▶ WHAT THE EXERCISE ASKS
Copy out each line in the material below that has the word "will".

▶ EXTRACTED RECORDS
▼

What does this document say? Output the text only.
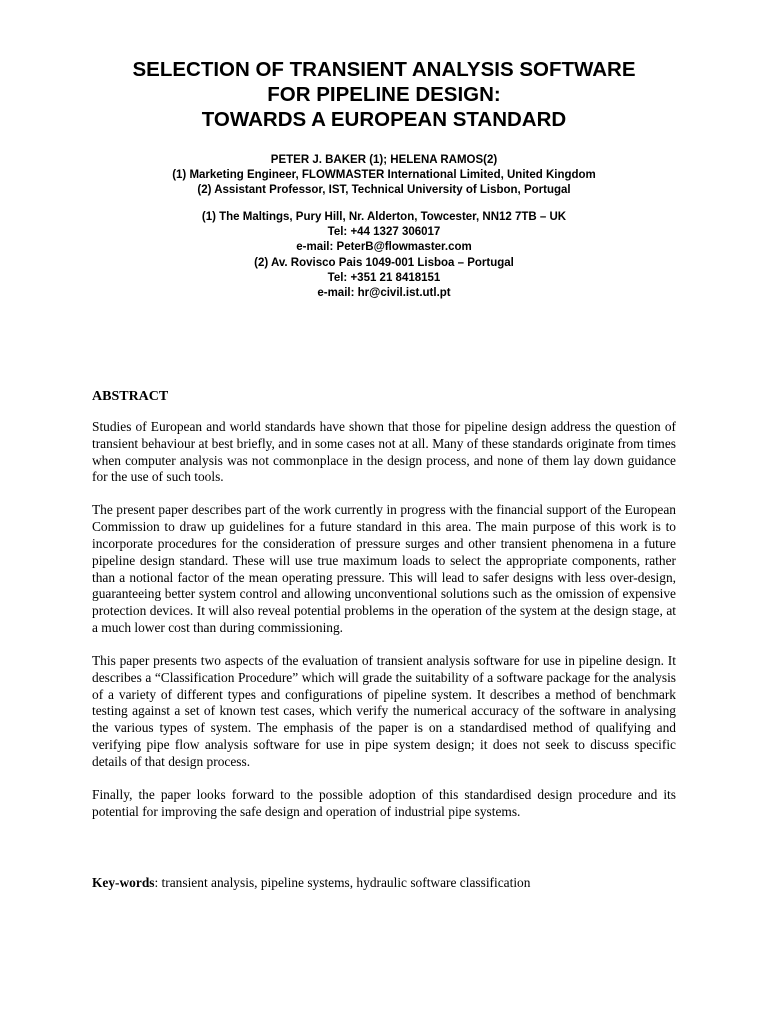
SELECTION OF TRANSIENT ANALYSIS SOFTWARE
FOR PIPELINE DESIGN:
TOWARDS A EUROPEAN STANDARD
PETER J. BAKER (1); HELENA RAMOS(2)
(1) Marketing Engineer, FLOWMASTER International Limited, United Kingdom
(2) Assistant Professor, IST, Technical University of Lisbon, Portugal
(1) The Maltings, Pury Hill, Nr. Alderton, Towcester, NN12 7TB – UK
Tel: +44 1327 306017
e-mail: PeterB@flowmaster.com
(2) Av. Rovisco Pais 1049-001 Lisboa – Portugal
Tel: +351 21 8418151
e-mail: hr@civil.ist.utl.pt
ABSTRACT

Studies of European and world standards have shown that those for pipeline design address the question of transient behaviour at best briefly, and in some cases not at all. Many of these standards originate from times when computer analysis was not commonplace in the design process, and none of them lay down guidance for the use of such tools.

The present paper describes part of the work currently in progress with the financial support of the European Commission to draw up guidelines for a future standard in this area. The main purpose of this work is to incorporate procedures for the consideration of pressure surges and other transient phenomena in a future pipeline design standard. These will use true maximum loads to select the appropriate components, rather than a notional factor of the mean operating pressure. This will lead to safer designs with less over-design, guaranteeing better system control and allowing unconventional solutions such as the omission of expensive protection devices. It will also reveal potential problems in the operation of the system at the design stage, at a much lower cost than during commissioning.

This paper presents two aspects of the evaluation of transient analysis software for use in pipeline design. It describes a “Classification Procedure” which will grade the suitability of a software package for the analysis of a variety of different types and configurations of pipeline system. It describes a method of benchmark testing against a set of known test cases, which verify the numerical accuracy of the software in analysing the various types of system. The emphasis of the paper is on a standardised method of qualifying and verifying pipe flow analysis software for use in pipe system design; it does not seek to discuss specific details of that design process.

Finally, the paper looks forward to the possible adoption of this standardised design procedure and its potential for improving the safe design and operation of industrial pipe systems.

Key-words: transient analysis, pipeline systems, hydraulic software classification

▲
▼

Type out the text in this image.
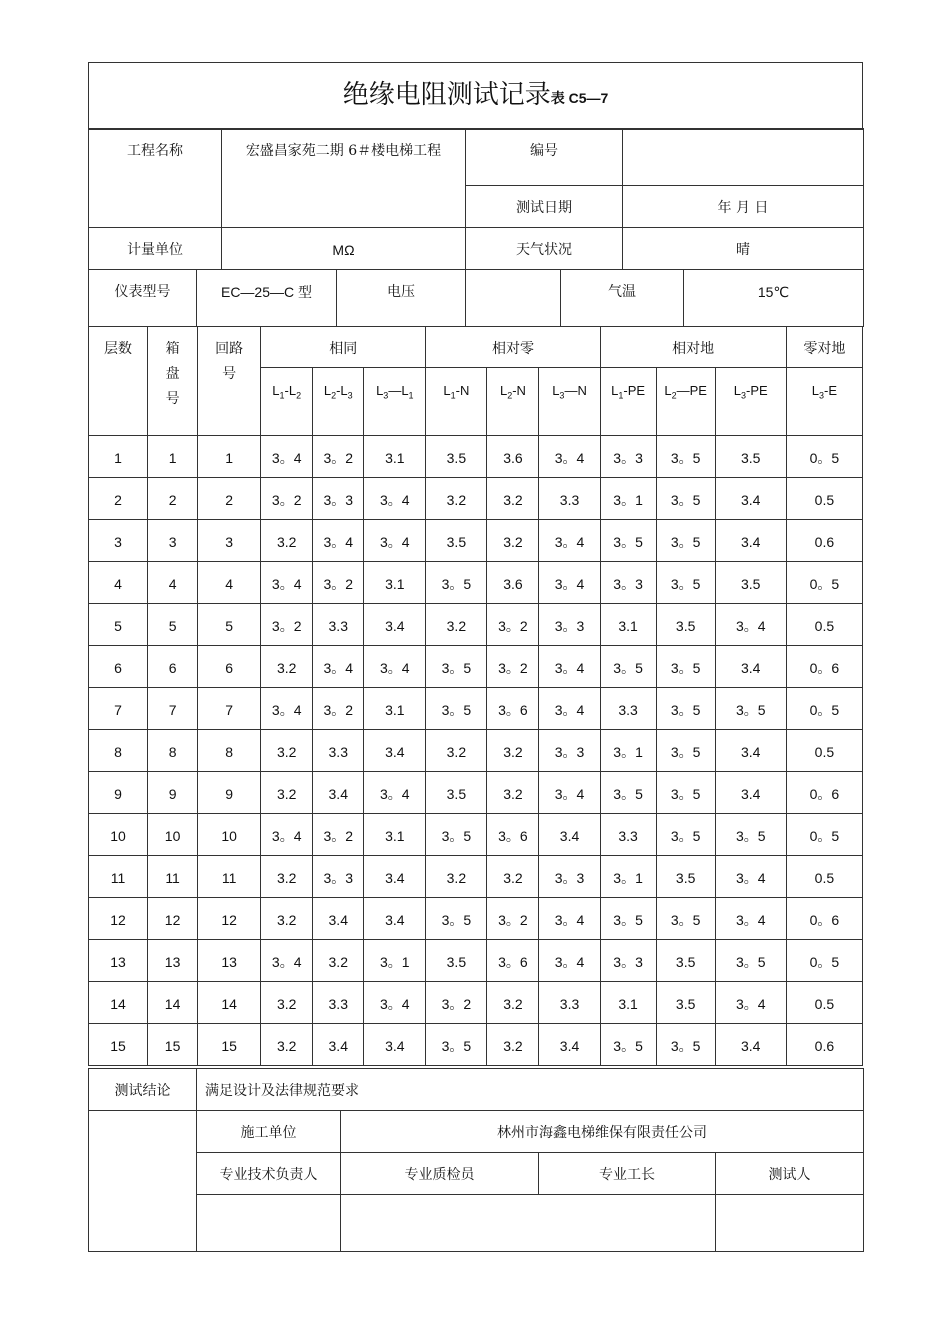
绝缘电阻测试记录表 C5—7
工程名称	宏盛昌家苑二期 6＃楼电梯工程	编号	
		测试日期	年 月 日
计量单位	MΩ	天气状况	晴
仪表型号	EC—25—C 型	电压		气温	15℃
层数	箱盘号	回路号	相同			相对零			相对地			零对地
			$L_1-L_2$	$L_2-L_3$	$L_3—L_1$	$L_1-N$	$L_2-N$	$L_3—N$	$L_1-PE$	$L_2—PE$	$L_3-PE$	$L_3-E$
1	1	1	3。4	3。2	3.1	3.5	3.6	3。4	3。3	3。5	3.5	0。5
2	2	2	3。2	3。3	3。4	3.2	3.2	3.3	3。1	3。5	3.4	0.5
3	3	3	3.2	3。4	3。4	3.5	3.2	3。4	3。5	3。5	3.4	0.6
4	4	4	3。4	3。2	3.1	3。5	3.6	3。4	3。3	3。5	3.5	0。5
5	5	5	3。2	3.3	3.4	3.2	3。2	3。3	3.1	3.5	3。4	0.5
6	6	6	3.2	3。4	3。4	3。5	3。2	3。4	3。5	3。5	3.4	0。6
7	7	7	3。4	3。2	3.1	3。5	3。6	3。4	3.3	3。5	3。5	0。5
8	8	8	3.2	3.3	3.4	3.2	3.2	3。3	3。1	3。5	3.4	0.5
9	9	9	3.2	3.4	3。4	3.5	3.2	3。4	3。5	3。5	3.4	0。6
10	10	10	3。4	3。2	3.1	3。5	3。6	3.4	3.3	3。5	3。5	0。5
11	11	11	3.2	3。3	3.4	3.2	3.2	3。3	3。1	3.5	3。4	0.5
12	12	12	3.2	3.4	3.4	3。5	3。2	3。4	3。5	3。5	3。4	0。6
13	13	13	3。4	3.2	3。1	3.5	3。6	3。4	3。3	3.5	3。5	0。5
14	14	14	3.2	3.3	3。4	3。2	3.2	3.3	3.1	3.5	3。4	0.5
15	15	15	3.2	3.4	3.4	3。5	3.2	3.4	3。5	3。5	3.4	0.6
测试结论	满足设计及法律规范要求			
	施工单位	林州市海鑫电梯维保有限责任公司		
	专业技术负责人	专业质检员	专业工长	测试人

▲

▶ EXERCISE RESPONSE
The present paper describes part of the work currently in progress with the financial support of the European Commission to draw up guidelines for a future standard in this area. The main purpose of this work is to incorporate procedures for the consideration of pressure surges and other transient phenomena in a future pipeline design standard. These will use true maximum loads to select the appropriate components, rather than a notional factor of the mean operating pressure. This will lead to safer designs with less over-design, guaranteeing better system control and allowing unconventional solutions such as the omission of expensive protection devices. It will also reveal potential problems in the operation of the system at the design stage, at a much lower cost than during commissioning.
This paper presents two aspects of the evaluation of transient analysis software for use in pipeline design. It describes a “Classification Procedure” which will grade the suitability of a software package for the analysis of a variety of different types and configurations of pipeline system. It describes a method of benchmark testing against a set of known test cases, which verify the numerical accuracy of the software in analysing the various types of system. The emphasis of the paper is on a standardised method of qualifying and verifying pipe flow analysis software for use in pipe system design; it does not seek to discuss specific details of that design process.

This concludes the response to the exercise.